**DOCUMENT EXTRACT**
┄┄┄┄┄┄┄┄┄┄┄┄┄┄┄┄┄┄┄┄

My three-times-great-grandfather’s sister lived there, from girlhood until her death in 1779. I learnt about her first from an enormous family tree brought to Australia in 1854-55, when my forebears came to this country. There’s the tantalising line: “ELIZABETH, born 1727; entered York Convent June 27, 1737; took the veil (under name “Sister Ursula”) 1743, and died there, April, 1779, aged 52”.
When I wrote to the convent in 2007 I was very kindly helped by the then archivist, Sister Christina Kenworthy-Browne CJ (herself a historian). The archives have detailed records of nearly all the women who lived there - almost as if the convent itself, in its Christian charity, knew what future family historians would really like.
The Church used the lives of the saints, and even the more-or-less saintly, as a teaching tool. Happily, my own forebear, Elizabeth Atkinson, was thought of by her community as a minor saint. No-one else knew she existed.
The nuns were gentlewomen and they knew it, but Elizabeth’s brother and sister-in-law had fallen on hard times and she got the convent to employ her sister-in-law to come in with her daughters to do their washing. She almost boasted about the connection. So, the record says, “when she might have said, as others of the community did, “The washerwoman is come, or wants so & so”, she invariably said, “my sister or my niece wants so & so”. Imagine! In that place, it was a striking example of self-humiliation, treasured and written up, so as to make “a deep impression on the young Ladies” - the new girls coming in.

┄┄┄┄┄┄┄┄┄┄┄┄┄┄┄┄┄┄┄┄

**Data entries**
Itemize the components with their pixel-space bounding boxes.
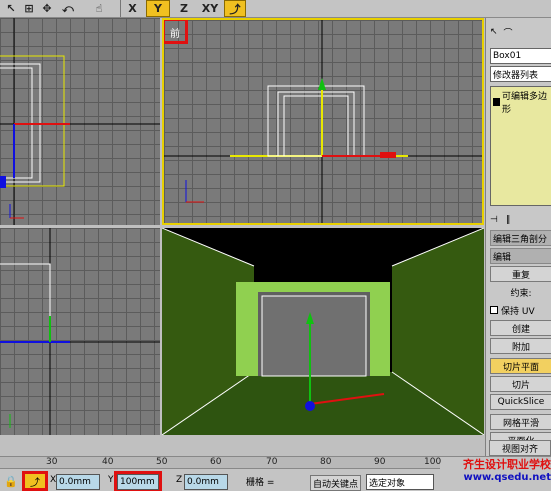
- logo-name: 齐生设计职业学校: [463, 458, 551, 471]
- tool-icon[interactable]: ↖: [4, 0, 18, 17]
- rollout-edit-triangulation[interactable]: 编辑三角剖分: [490, 230, 551, 246]
- keep-uv-label: 保持 UV: [501, 306, 535, 317]
- move-icon[interactable]: ✥: [40, 0, 54, 17]
- view-align-button[interactable]: 视图对齐: [489, 440, 551, 456]
- logo-url: www.qsedu.net: [463, 472, 551, 483]
- axis-z-button[interactable]: Z: [172, 0, 196, 17]
- z-field[interactable]: 0.0mm: [184, 474, 228, 490]
- ruler-tick: 100: [424, 457, 442, 467]
- quickslice-button[interactable]: QuickSlice: [490, 394, 551, 410]
- viewport-left[interactable]: [0, 228, 160, 435]
- modifier-stack: 可编辑多边形: [490, 86, 551, 206]
- y-label: Y: [108, 475, 114, 485]
- selection-dropdown[interactable]: 选定对象: [366, 474, 434, 490]
- command-panel: ↖ ⌒ Box01 修改器列表 可编辑多边形 ⊣ ‖ 编辑三角剖分 编辑 重复 …: [485, 18, 551, 456]
- mesh-smooth-button[interactable]: 网格平滑: [490, 414, 551, 430]
- ruler-tick: 70: [266, 457, 278, 467]
- constraint-icon[interactable]: ⤴: [224, 0, 246, 17]
- keep-uv-checkbox[interactable]: 保持 UV: [490, 302, 551, 318]
- ruler-tick: 40: [102, 457, 114, 467]
- object-name-field[interactable]: Box01: [490, 48, 551, 64]
- attach-button[interactable]: 附加: [490, 338, 551, 354]
- absolute-mode-icon[interactable]: ⤴: [22, 471, 48, 491]
- watermark-logo: 齐生设计职业学校 www.qsedu.net: [445, 458, 551, 484]
- ruler-tick: 50: [156, 457, 168, 467]
- stack-item[interactable]: 可编辑多边形: [491, 87, 551, 117]
- viewport-perspective[interactable]: [162, 228, 484, 435]
- checkbox-icon[interactable]: [490, 306, 498, 314]
- axis-x-button[interactable]: X: [120, 0, 144, 17]
- panel-tabs: ↖ ⌒: [490, 22, 551, 42]
- stack-tools: ⊣ ‖: [490, 212, 551, 228]
- viewport-front[interactable]: 前: [162, 18, 484, 225]
- lock-icon[interactable]: 🔒: [4, 475, 18, 488]
- slice-plane-button[interactable]: 切片平面: [490, 358, 551, 374]
- autokey-button[interactable]: 自动关键点: [310, 475, 362, 491]
- modify-tab-icon[interactable]: ⌒: [504, 26, 513, 39]
- repeat-button[interactable]: 重复: [490, 266, 551, 282]
- pin-icon[interactable]: ⊣: [490, 215, 498, 225]
- perspective-geometry: [162, 228, 484, 435]
- ruler-tick: 30: [46, 457, 58, 467]
- time-ruler[interactable]: 30 40 50 60 70 80 90 100: [0, 457, 442, 469]
- top-view-geometry: [0, 18, 160, 225]
- axis-xy-button[interactable]: XY: [198, 0, 222, 17]
- axis-y-button[interactable]: Y: [146, 0, 170, 17]
- show-end-icon[interactable]: ‖: [506, 215, 511, 225]
- front-view-geometry: [164, 20, 482, 223]
- create-button[interactable]: 创建: [490, 320, 551, 336]
- viewport-top[interactable]: [0, 18, 160, 225]
- ruler-tick: 80: [320, 457, 332, 467]
- create-tab-icon[interactable]: ↖: [490, 27, 498, 37]
- expand-icon[interactable]: [493, 98, 500, 106]
- ruler-tick: 60: [210, 457, 222, 467]
- main-toolbar: ↖ ⊞ ✥ ⤺ ☝ X Y Z XY ⤴: [0, 0, 551, 18]
- rotate-icon[interactable]: ⤺: [60, 0, 76, 17]
- slice-button[interactable]: 切片: [490, 376, 551, 392]
- app-window: { "toolbar": { "axis_buttons": ["X", "Y"…: [0, 0, 551, 491]
- x-field[interactable]: 0.0mm: [56, 474, 100, 490]
- rollout-edit[interactable]: 编辑: [490, 248, 551, 264]
- grid-label: 栅格 =: [246, 478, 275, 488]
- select-icon[interactable]: ⊞: [22, 0, 36, 17]
- highlight-box: [164, 20, 188, 44]
- modifier-list-dropdown[interactable]: 修改器列表: [490, 66, 551, 82]
- left-view-geometry: [0, 228, 160, 435]
- y-field[interactable]: 100mm: [117, 474, 159, 490]
- z-label: Z: [176, 475, 183, 485]
- ruler-tick: 90: [374, 457, 386, 467]
- pointer-icon[interactable]: ☝: [92, 0, 106, 17]
- stack-item-label: 可编辑多边形: [501, 92, 547, 115]
- constraint-label: 约束:: [510, 288, 532, 299]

┄┄┄┄┄┄┄┄┄┄┄┄┄┄┄┄┄┄┄┄

**WHAT THIS EXERCISE ASKS**
• A. In the family history text about Elizabeth Atkinson, in what year did she take the veil?
• B. List every distinct year or year range mentioned in the family history text about Elizabeth Atkinson.
• C. Write a continuation of the family history text about Elizabeth Atkinson, starting after its last sentence.
The data entries are separate material and unrelated to the family history text.

**ANSWER SET**
• A. 1743

• B. 1727, 1737, 1743, 1779, 1854-55, 2007

• C.
But what really proved Elizabeth’s saintliness was her being addressed, face-to-face, by her Saviour. As she got older she suffered from mental depression and general debility, and she begged for relief before an image of the Good Shepherd. At length the image answered, “I will help you soon”, but when nothing happened she tried mild reprimand. “The ‘soons’ of God”, she told the Good Shepherd, “are very long”. More waiting and then it was, “Lord, no one will help me”, until at last he did.
An image of the Good Shepherd as a girl, from an eighteenth-century prayer book for young Roman Catholic women, which might well have been used in the Bar Convent.
Prayer book, Good shepherd, Walters Manuscript W.513, fol. 162r. Copyright: The Walters Art Museum, Baltimore.
The picture became a sacred relic and Elizabeth herself, when she died, was buried in the chancel of nearby Holy Trinity, Micklegate. The sisters were normally buried in the churchyard.
It’s fascinating to think of the ways recollections like this were used among the sisters, to bind their community and carry forward its sense of what was truly sacred. They were truly community historians, even oral historians, ahead of their time. A holy relic might be a very small thing, negligible to anyone else, but then how many tiny objects work in the same powerful way even for ordinary families?